TASK TO CARRY OUT: Could you transcribe the material below exactly, without leaving out a single line?

[Figure collection entries]
• • • • •

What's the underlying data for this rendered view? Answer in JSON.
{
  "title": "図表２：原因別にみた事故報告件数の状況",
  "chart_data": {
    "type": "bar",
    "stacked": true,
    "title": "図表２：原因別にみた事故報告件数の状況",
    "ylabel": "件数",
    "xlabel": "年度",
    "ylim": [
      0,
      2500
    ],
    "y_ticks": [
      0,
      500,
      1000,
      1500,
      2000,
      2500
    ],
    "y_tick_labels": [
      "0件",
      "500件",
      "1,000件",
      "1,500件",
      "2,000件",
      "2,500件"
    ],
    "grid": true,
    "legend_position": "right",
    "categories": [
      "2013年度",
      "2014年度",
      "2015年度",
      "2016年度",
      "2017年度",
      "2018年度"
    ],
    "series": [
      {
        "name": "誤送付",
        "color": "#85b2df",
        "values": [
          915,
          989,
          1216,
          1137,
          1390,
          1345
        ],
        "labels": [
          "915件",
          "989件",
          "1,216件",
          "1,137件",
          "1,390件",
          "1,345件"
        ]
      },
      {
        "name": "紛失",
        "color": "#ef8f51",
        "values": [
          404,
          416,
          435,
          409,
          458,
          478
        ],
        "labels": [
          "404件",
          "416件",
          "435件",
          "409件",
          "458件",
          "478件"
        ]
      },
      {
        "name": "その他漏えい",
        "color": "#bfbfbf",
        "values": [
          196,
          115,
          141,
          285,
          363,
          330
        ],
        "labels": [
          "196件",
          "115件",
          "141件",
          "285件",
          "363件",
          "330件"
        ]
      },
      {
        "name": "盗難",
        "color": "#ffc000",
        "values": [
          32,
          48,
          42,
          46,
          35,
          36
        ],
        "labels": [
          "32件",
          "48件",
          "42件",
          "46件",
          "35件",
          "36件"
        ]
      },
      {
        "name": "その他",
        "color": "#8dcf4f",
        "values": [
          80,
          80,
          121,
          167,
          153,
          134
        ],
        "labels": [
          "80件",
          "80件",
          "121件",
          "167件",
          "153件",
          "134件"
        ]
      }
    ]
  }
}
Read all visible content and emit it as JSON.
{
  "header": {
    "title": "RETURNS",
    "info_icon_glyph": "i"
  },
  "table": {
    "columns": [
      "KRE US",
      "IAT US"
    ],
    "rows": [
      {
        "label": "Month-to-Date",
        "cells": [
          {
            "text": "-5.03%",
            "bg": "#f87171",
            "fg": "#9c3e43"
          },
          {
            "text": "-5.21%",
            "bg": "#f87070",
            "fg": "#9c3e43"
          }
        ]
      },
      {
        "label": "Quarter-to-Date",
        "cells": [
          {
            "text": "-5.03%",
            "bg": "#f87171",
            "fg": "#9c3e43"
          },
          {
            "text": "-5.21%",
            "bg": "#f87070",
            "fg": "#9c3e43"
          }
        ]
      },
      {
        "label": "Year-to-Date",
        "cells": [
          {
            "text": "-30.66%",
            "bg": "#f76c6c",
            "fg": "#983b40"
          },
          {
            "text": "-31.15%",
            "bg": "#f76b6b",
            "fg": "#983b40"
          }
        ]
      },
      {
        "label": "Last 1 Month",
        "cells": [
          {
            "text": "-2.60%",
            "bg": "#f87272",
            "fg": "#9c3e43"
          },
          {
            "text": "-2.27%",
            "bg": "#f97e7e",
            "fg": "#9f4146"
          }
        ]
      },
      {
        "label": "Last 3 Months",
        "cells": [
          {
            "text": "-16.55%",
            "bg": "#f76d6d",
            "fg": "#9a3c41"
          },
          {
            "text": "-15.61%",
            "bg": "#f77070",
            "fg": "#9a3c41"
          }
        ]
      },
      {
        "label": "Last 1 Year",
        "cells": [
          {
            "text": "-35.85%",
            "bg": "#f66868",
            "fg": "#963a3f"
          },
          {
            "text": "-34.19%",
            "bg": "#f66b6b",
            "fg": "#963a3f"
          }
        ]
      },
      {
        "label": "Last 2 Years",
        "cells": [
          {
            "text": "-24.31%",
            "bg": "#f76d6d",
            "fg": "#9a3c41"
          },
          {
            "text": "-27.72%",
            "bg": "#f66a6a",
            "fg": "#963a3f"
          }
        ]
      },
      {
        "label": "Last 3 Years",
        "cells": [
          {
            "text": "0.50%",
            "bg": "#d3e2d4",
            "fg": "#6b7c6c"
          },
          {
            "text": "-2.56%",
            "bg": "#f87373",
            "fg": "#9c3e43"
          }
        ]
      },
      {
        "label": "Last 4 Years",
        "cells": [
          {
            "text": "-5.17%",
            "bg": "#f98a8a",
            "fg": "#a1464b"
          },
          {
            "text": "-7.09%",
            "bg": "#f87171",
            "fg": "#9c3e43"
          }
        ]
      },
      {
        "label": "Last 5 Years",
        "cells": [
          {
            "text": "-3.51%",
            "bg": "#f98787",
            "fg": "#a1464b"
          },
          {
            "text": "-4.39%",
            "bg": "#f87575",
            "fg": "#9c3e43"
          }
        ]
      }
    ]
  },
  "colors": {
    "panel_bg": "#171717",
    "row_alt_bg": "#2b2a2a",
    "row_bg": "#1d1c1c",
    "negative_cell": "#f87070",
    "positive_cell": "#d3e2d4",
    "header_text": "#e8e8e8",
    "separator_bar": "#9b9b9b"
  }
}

• • • • •

REPLY:
What's the underlying data for this rendered view? Answer in JSON.
{
  "title": "図表２：原因別にみた事故報告件数の状況",
  "chart_data": {
    "type": "bar",
    "stacked": true,
    "title": "図表２：原因別にみた事故報告件数の状況",
    "ylabel": "件数",
    "xlabel": "年度",
    "ylim": [
      0,
      2500
    ],
    "y_ticks": [
      0,
      500,
      1000,
      1500,
      2000,
      2500
    ],
    "y_tick_labels": [
      "0件",
      "500件",
      "1,000件",
      "1,500件",
      "2,000件",
      "2,500件"
    ],
    "grid": true,
    "legend_position": "right",
    "categories": [
      "2013年度",
      "2014年度",
      "2015年度",
      "2016年度",
      "2017年度",
      "2018年度"
    ],
    "series": [
      {
        "name": "誤送付",
        "color": "#85b2df",
        "values": [
          915,
          989,
          1216,
          1137,
          1390,
          1345
        ],
        "labels": [
          "915件",
          "989件",
          "1,216件",
          "1,137件",
          "1,390件",
          "1,345件"
        ]
      },
      {
        "name": "紛失",
        "color": "#ef8f51",
        "values": [
          404,
          416,
          435,
          409,
          458,
          478
        ],
        "labels": [
          "404件",
          "416件",
          "435件",
          "409件",
          "458件",
          "478件"
        ]
      },
      {
        "name": "その他漏えい",
        "color": "#bfbfbf",
        "values": [
          196,
          115,
          141,
          285,
          363,
          330
        ],
        "labels": [
          "196件",
          "115件",
          "141件",
          "285件",
          "363件",
          "330件"
        ]
      },
      {
        "name": "盗難",
        "color": "#ffc000",
        "values": [
          32,
          48,
          42,
          46,
          35,
          36
        ],
        "labels": [
          "32件",
          "48件",
          "42件",
          "46件",
          "35件",
          "36件"
        ]
      },
      {
        "name": "その他",
        "color": "#8dcf4f",
        "values": [
          80,
          80,
          121,
          167,
          153,
          134
        ],
        "labels": [
          "80件",
          "80件",
          "121件",
          "167件",
          "153件",
          "134件"
        ]
      }
    ]
  }
}
Read all visible content and emit it as JSON.
{
  "header": {
    "title": "RETURNS",
    "info_icon_glyph": "i"
  },
  "table": {
    "columns": [
      "KRE US",
      "IAT US"
    ],
    "rows": [
      {
        "label": "Month-to-Date",
        "cells": [
          {
            "text": "-5.03%",
            "bg": "#f87171",
            "fg": "#9c3e43"
          },
          {
            "text": "-5.21%",
            "bg": "#f87070",
            "fg": "#9c3e43"
          }
        ]
      },
      {
        "label": "Quarter-to-Date",
        "cells": [
          {
            "text": "-5.03%",
            "bg": "#f87171",
            "fg": "#9c3e43"
          },
          {
            "text": "-5.21%",
            "bg": "#f87070",
            "fg": "#9c3e43"
          }
        ]
      },
      {
        "label": "Year-to-Date",
        "cells": [
          {
            "text": "-30.66%",
            "bg": "#f76c6c",
            "fg": "#983b40"
          },
          {
            "text": "-31.15%",
            "bg": "#f76b6b",
            "fg": "#983b40"
          }
        ]
      },
      {
        "label": "Last 1 Month",
        "cells": [
          {
            "text": "-2.60%",
            "bg": "#f87272",
            "fg": "#9c3e43"
          },
          {
            "text": "-2.27%",
            "bg": "#f97e7e",
            "fg": "#9f4146"
          }
        ]
      },
      {
        "label": "Last 3 Months",
        "cells": [
          {
            "text": "-16.55%",
            "bg": "#f76d6d",
            "fg": "#9a3c41"
          },
          {
            "text": "-15.61%",
            "bg": "#f77070",
            "fg": "#9a3c41"
          }
        ]
      },
      {
        "label": "Last 1 Year",
        "cells": [
          {
            "text": "-35.85%",
            "bg": "#f66868",
            "fg": "#963a3f"
          },
          {
            "text": "-34.19%",
            "bg": "#f66b6b",
            "fg": "#963a3f"
          }
        ]
      },
      {
        "label": "Last 2 Years",
        "cells": [
          {
            "text": "-24.31%",
            "bg": "#f76d6d",
            "fg": "#9a3c41"
          },
          {
            "text": "-27.72%",
            "bg": "#f66a6a",
            "fg": "#963a3f"
          }
        ]
      },
      {
        "label": "Last 3 Years",
        "cells": [
          {
            "text": "0.50%",
            "bg": "#d3e2d4",
            "fg": "#6b7c6c"
          },
          {
            "text": "-2.56%",
            "bg": "#f87373",
            "fg": "#9c3e43"
          }
        ]
      },
      {
        "label": "Last 4 Years",
        "cells": [
          {
            "text": "-5.17%",
            "bg": "#f98a8a",
            "fg": "#a1464b"
          },
          {
            "text": "-7.09%",
            "bg": "#f87171",
            "fg": "#9c3e43"
          }
        ]
      },
      {
        "label": "Last 5 Years",
        "cells": [
          {
            "text": "-3.51%",
            "bg": "#f98787",
            "fg": "#a1464b"
          },
          {
            "text": "-4.39%",
            "bg": "#f87575",
            "fg": "#9c3e43"
          }
        ]
      }
    ]
  },
  "colors": {
    "panel_bg": "#171717",
    "row_alt_bg": "#2b2a2a",
    "row_bg": "#1d1c1c",
    "negative_cell": "#f87070",
    "positive_cell": "#d3e2d4",
    "header_text": "#e8e8e8",
    "separator_bar": "#9b9b9b"
  }
}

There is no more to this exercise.